[Saved data entries]
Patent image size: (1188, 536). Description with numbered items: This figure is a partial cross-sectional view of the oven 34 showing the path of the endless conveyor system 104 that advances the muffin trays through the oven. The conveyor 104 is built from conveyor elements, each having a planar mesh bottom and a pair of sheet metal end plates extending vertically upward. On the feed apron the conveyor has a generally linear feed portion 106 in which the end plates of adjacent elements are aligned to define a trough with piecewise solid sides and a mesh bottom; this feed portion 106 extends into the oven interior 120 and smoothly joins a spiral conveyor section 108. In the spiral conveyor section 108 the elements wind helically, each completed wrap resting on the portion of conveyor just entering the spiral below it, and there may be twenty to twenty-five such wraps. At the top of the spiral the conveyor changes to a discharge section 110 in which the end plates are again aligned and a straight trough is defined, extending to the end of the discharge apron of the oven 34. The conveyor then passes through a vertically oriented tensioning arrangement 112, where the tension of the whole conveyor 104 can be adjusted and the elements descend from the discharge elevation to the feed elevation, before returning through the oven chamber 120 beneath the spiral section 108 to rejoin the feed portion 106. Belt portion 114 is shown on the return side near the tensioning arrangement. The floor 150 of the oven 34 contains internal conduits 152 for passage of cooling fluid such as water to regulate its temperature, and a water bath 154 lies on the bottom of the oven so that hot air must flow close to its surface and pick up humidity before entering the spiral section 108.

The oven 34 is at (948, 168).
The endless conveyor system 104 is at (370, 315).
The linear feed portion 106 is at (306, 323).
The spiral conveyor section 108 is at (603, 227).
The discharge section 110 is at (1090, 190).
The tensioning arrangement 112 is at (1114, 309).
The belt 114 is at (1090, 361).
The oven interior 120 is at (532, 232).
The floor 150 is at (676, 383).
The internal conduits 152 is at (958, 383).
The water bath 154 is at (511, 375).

▶ [Given task]:
Change "muffin trays" to "baking pans" in the rows starting at the beginning of the saved data entries and ending at the row that contains "The floor 150 is at (676, 383).". Reproduce those rows with everything else unchanged.

▶ [Correct response]:
Patent image size: (1188, 536). Description with numbered items: This figure is a partial cross-sectional view of the oven 34 showing the path of the endless conveyor system 104 that advances the baking pans through the oven. The conveyor 104 is built from conveyor elements, each having a planar mesh bottom and a pair of sheet metal end plates extending vertically upward. On the feed apron the conveyor has a generally linear feed portion 106 in which the end plates of adjacent elements are aligned to define a trough with piecewise solid sides and a mesh bottom; this feed portion 106 extends into the oven interior 120 and smoothly joins a spiral conveyor section 108. In the spiral conveyor section 108 the elements wind helically, each completed wrap resting on the portion of conveyor just entering the spiral below it, and there may be twenty to twenty-five such wraps. At the top of the spiral the conveyor changes to a discharge section 110 in which the end plates are again aligned and a straight trough is defined, extending to the end of the discharge apron of the oven 34. The conveyor then passes through a vertically oriented tensioning arrangement 112, where the tension of the whole conveyor 104 can be adjusted and the elements descend from the discharge elevation to the feed elevation, before returning through the oven chamber 120 beneath the spiral section 108 to rejoin the feed portion 106. Belt portion 114 is shown on the return side near the tensioning arrangement. The floor 150 of the oven 34 contains internal conduits 152 for passage of cooling fluid such as water to regulate its temperature, and a water bath 154 lies on the bottom of the oven so that hot air must flow close to its surface and pick up humidity before entering the spiral section 108.

The oven 34 is at (948, 168).
The endless conveyor system 104 is at (370, 315).
The linear feed portion 106 is at (306, 323).
The spiral conveyor section 108 is at (603, 227).
The discharge section 110 is at (1090, 190).
The tensioning arrangement 112 is at (1114, 309).
The belt 114 is at (1090, 361).
The oven interior 120 is at (532, 232).
The floor 150 is at (676, 383).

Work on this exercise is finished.